* [WHAT THE EXERCISE ASKS]:
Could every line of the data be printed exactly as it reads?

* [SOURCE RECORDS]:
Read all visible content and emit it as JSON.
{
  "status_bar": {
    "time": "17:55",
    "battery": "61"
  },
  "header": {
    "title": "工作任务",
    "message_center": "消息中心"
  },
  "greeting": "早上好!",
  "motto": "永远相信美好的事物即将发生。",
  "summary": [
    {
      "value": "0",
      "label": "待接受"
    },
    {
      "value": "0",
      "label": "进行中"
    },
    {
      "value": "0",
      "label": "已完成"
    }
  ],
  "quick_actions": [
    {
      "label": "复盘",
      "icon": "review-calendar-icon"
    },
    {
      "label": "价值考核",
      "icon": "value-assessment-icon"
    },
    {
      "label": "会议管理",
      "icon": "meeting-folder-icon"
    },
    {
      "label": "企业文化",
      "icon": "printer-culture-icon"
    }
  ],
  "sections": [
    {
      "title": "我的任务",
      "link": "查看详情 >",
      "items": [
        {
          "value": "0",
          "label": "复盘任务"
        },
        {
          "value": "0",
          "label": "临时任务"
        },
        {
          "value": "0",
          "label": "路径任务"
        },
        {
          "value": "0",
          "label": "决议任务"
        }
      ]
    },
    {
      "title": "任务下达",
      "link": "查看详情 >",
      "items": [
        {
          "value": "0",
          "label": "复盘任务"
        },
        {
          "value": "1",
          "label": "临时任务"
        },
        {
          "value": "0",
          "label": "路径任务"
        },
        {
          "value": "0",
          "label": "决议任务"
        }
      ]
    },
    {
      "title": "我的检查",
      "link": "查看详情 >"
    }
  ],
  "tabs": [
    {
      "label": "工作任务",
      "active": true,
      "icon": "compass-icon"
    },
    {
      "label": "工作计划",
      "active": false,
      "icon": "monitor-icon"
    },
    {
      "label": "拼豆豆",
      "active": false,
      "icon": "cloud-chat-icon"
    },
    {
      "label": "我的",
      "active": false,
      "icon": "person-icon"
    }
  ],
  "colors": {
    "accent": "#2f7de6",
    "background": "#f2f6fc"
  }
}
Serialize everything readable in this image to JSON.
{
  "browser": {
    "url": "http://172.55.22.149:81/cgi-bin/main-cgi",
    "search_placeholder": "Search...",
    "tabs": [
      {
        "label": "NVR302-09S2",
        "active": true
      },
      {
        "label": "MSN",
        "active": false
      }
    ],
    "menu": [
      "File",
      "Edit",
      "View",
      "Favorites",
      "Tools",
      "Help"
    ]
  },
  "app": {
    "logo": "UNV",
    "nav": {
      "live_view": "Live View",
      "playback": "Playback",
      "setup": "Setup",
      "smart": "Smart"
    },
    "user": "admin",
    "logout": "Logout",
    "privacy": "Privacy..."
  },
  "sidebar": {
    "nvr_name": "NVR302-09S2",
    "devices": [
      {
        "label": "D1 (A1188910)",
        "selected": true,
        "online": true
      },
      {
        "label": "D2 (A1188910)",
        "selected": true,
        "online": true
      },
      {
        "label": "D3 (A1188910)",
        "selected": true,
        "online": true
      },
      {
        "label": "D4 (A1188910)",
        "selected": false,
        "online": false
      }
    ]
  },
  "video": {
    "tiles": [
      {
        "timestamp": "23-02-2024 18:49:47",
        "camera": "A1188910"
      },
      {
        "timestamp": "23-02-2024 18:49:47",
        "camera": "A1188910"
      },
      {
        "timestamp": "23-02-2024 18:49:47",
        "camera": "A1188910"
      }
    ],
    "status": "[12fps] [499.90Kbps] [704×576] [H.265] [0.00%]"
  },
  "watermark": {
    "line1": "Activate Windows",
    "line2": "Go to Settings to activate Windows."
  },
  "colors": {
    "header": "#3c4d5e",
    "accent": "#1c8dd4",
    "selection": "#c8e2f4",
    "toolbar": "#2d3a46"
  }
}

* [TASK OUTPUT]:
Read all visible content and emit it as JSON.
{
  "status_bar": {
    "time": "17:55",
    "battery": "61"
  },
  "header": {
    "title": "工作任务",
    "message_center": "消息中心"
  },
  "greeting": "早上好!",
  "motto": "永远相信美好的事物即将发生。",
  "summary": [
    {
      "value": "0",
      "label": "待接受"
    },
    {
      "value": "0",
      "label": "进行中"
    },
    {
      "value": "0",
      "label": "已完成"
    }
  ],
  "quick_actions": [
    {
      "label": "复盘",
      "icon": "review-calendar-icon"
    },
    {
      "label": "价值考核",
      "icon": "value-assessment-icon"
    },
    {
      "label": "会议管理",
      "icon": "meeting-folder-icon"
    },
    {
      "label": "企业文化",
      "icon": "printer-culture-icon"
    }
  ],
  "sections": [
    {
      "title": "我的任务",
      "link": "查看详情 >",
      "items": [
        {
          "value": "0",
          "label": "复盘任务"
        },
        {
          "value": "0",
          "label": "临时任务"
        },
        {
          "value": "0",
          "label": "路径任务"
        },
        {
          "value": "0",
          "label": "决议任务"
        }
      ]
    },
    {
      "title": "任务下达",
      "link": "查看详情 >",
      "items": [
        {
          "value": "0",
          "label": "复盘任务"
        },
        {
          "value": "1",
          "label": "临时任务"
        },
        {
          "value": "0",
          "label": "路径任务"
        },
        {
          "value": "0",
          "label": "决议任务"
        }
      ]
    },
    {
      "title": "我的检查",
      "link": "查看详情 >"
    }
  ],
  "tabs": [
    {
      "label": "工作任务",
      "active": true,
      "icon": "compass-icon"
    },
    {
      "label": "工作计划",
      "active": false,
      "icon": "monitor-icon"
    },
    {
      "label": "拼豆豆",
      "active": false,
      "icon": "cloud-chat-icon"
    },
    {
      "label": "我的",
      "active": false,
      "icon": "person-icon"
    }
  ],
  "colors": {
    "accent": "#2f7de6",
    "background": "#f2f6fc"
  }
}
Serialize everything readable in this image to JSON.
{
  "browser": {
    "url": "http://172.55.22.149:81/cgi-bin/main-cgi",
    "search_placeholder": "Search...",
    "tabs": [
      {
        "label": "NVR302-09S2",
        "active": true
      },
      {
        "label": "MSN",
        "active": false
      }
    ],
    "menu": [
      "File",
      "Edit",
      "View",
      "Favorites",
      "Tools",
      "Help"
    ]
  },
  "app": {
    "logo": "UNV",
    "nav": {
      "live_view": "Live View",
      "playback": "Playback",
      "setup": "Setup",
      "smart": "Smart"
    },
    "user": "admin",
    "logout": "Logout",
    "privacy": "Privacy..."
  },
  "sidebar": {
    "nvr_name": "NVR302-09S2",
    "devices": [
      {
        "label": "D1 (A1188910)",
        "selected": true,
        "online": true
      },
      {
        "label": "D2 (A1188910)",
        "selected": true,
        "online": true
      },
      {
        "label": "D3 (A1188910)",
        "selected": true,
        "online": true
      },
      {
        "label": "D4 (A1188910)",
        "selected": false,
        "online": false
      }
    ]
  },
  "video": {
    "tiles": [
      {
        "timestamp": "23-02-2024 18:49:47",
        "camera": "A1188910"
      },
      {
        "timestamp": "23-02-2024 18:49:47",
        "camera": "A1188910"
      },
      {
        "timestamp": "23-02-2024 18:49:47",
        "camera": "A1188910"
      }
    ],
    "status": "[12fps] [499.90Kbps] [704×576] [H.265] [0.00%]"
  },
  "watermark": {
    "line1": "Activate Windows",
    "line2": "Go to Settings to activate Windows."
  },
  "colors": {
    "header": "#3c4d5e",
    "accent": "#1c8dd4",
    "selection": "#c8e2f4",
    "toolbar": "#2d3a46"
  }
}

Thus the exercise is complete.